- _Problem_:
Return each line containing "Groups".

>> Start

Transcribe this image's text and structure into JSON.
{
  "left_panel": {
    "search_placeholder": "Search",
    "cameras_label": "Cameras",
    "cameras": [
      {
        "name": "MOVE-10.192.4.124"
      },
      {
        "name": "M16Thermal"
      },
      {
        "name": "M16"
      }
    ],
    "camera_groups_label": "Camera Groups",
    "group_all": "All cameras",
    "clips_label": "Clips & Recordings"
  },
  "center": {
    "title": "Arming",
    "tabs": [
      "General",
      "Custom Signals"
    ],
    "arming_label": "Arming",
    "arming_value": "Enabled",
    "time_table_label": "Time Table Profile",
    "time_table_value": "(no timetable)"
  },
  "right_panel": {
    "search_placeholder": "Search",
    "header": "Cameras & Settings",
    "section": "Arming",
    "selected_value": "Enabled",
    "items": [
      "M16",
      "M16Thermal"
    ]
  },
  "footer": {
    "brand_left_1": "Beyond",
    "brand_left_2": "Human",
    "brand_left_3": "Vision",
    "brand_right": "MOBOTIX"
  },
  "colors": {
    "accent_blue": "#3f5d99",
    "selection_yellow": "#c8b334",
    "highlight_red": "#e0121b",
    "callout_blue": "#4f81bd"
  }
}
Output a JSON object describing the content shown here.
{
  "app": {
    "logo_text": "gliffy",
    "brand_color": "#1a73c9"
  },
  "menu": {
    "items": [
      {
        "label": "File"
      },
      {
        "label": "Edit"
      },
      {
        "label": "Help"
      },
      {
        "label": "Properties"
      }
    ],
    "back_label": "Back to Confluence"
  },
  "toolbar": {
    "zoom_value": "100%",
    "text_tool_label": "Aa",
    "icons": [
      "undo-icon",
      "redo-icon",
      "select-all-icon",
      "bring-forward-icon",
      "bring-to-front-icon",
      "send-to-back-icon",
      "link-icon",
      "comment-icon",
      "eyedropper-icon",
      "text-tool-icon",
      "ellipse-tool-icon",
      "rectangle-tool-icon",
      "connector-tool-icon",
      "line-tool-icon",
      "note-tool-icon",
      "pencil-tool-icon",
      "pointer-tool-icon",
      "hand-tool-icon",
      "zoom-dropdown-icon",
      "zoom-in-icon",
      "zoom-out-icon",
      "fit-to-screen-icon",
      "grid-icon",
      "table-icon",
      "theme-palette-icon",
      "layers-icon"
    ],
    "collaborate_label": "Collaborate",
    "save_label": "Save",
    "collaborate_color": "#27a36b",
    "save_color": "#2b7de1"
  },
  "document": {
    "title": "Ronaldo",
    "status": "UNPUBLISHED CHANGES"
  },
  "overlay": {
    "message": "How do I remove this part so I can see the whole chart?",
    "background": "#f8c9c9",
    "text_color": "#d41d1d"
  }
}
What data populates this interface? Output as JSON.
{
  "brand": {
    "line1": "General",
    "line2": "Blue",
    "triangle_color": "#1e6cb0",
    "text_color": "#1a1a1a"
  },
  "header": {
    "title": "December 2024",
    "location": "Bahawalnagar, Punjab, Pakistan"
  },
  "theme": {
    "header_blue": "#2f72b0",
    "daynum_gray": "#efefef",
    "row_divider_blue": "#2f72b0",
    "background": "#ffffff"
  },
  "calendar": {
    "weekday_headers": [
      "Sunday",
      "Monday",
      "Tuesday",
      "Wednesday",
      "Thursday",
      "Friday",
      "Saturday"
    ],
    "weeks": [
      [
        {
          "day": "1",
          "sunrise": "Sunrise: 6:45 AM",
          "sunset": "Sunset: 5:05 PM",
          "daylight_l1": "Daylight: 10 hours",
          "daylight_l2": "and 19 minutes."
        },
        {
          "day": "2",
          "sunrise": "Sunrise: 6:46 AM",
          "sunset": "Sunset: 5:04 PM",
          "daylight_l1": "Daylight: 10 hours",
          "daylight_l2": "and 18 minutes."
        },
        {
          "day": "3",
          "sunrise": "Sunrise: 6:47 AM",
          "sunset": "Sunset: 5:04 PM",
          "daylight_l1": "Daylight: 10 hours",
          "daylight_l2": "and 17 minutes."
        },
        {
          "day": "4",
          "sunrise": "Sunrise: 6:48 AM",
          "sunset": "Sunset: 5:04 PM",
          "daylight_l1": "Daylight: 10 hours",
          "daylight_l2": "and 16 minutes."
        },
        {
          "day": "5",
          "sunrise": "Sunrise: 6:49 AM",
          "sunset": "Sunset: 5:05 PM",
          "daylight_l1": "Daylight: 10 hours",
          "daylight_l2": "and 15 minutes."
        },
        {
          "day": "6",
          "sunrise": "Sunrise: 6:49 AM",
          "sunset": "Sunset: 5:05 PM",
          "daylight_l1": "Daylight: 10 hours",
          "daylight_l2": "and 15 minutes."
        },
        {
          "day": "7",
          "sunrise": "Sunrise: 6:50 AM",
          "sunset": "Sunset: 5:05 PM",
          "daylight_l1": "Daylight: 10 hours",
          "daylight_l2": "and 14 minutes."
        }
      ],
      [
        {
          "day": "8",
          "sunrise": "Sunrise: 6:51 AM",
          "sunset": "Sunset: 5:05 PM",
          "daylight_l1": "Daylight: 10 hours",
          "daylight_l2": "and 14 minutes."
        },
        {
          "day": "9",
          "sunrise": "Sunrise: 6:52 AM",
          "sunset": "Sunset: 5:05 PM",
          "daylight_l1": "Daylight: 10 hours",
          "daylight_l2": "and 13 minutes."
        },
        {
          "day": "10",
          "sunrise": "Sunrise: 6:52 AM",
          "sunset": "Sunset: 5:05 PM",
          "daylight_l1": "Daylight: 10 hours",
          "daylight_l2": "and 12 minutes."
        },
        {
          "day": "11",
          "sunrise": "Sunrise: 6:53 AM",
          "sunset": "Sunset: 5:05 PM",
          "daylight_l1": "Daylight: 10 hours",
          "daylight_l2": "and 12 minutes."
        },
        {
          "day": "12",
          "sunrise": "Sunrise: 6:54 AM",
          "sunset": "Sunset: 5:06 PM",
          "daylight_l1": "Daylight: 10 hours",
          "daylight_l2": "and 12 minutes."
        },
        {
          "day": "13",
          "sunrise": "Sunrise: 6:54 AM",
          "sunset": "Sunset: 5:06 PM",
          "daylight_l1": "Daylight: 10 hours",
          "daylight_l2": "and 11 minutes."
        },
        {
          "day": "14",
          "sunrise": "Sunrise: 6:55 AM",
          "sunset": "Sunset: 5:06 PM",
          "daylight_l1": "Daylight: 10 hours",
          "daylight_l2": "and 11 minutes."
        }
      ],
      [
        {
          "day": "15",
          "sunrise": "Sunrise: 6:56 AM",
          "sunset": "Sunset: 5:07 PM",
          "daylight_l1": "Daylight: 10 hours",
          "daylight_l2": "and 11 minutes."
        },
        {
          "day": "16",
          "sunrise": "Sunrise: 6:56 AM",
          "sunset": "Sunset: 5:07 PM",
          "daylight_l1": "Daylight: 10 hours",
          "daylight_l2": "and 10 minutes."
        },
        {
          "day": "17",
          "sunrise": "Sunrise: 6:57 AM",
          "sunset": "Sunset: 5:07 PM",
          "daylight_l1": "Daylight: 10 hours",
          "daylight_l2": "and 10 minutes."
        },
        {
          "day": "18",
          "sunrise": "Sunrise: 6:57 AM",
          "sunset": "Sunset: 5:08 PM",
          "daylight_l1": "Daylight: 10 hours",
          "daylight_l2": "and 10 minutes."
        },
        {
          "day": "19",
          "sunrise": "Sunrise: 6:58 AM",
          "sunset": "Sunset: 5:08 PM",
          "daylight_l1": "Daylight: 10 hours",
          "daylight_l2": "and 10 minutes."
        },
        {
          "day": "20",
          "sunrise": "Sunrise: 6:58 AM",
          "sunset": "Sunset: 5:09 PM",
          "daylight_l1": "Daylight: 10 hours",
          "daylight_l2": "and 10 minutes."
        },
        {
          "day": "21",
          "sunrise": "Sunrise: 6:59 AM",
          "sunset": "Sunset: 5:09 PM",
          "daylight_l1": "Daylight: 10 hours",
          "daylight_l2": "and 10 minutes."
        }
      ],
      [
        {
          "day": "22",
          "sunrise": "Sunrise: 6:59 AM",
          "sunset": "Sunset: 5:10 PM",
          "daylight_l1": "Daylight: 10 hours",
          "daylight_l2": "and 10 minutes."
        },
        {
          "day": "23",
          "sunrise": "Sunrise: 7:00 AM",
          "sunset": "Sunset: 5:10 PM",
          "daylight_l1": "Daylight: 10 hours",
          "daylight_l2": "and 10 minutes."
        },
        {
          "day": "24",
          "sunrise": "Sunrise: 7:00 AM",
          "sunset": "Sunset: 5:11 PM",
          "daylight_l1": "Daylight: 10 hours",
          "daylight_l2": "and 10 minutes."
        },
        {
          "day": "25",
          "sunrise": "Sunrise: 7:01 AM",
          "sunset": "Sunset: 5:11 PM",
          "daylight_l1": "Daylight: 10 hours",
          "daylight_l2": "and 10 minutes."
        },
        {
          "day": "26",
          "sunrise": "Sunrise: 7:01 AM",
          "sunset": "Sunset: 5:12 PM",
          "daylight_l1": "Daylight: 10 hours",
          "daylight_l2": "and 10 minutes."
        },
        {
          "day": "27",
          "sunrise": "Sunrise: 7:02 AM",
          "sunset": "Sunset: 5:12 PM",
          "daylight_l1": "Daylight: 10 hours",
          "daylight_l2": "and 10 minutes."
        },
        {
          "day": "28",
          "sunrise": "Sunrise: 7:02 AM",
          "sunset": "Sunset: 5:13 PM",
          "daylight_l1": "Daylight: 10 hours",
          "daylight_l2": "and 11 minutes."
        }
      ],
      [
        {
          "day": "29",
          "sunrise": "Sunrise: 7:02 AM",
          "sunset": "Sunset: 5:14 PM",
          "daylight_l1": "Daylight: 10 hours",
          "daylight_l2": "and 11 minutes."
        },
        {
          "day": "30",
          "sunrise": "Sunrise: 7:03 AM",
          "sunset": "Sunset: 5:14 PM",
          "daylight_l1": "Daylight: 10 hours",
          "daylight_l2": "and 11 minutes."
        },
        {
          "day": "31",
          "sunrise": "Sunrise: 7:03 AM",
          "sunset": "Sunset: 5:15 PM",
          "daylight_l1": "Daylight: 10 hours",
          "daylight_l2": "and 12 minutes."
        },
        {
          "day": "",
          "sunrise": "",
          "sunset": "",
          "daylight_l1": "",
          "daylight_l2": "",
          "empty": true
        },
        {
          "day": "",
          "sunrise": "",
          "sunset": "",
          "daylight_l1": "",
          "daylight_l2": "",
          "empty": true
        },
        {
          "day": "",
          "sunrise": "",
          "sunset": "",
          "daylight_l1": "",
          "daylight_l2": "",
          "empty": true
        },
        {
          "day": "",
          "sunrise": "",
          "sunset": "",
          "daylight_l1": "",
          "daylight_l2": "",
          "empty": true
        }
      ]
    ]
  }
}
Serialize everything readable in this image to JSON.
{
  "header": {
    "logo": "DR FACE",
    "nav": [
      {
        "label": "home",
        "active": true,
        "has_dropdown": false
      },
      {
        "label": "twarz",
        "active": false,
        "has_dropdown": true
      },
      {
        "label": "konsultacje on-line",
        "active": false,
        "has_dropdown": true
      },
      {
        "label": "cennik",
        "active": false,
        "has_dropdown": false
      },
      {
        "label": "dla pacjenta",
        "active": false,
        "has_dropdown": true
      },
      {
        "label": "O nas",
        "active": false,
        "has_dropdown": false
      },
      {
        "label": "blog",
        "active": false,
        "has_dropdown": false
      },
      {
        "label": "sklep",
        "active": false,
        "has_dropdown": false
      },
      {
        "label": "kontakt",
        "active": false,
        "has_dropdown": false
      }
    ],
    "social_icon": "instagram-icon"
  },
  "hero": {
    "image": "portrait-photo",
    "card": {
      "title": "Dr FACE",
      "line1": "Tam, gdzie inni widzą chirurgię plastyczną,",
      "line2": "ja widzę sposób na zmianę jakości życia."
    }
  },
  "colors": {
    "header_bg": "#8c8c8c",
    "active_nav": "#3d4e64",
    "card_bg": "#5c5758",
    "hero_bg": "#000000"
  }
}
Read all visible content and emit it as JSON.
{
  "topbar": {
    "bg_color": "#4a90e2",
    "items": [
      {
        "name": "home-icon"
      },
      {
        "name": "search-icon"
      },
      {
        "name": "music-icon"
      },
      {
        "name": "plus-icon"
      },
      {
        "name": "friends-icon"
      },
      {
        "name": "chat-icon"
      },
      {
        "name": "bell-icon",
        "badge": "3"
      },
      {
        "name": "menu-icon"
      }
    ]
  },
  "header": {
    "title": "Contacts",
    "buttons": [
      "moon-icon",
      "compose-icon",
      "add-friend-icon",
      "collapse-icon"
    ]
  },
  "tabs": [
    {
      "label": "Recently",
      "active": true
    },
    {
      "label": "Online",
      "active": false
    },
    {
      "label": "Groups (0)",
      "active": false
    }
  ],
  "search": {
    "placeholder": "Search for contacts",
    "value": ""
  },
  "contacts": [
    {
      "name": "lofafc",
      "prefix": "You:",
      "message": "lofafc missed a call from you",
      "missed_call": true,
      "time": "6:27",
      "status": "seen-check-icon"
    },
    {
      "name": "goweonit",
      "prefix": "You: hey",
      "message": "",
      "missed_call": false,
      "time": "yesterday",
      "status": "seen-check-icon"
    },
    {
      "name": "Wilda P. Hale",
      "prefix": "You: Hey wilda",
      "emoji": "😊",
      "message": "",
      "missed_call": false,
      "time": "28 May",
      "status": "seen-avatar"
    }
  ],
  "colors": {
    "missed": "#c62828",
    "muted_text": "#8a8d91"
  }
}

>> End

- _Result for this exercise_:
    "camera_groups_label": "Camera Groups",
      "label": "Groups (0)",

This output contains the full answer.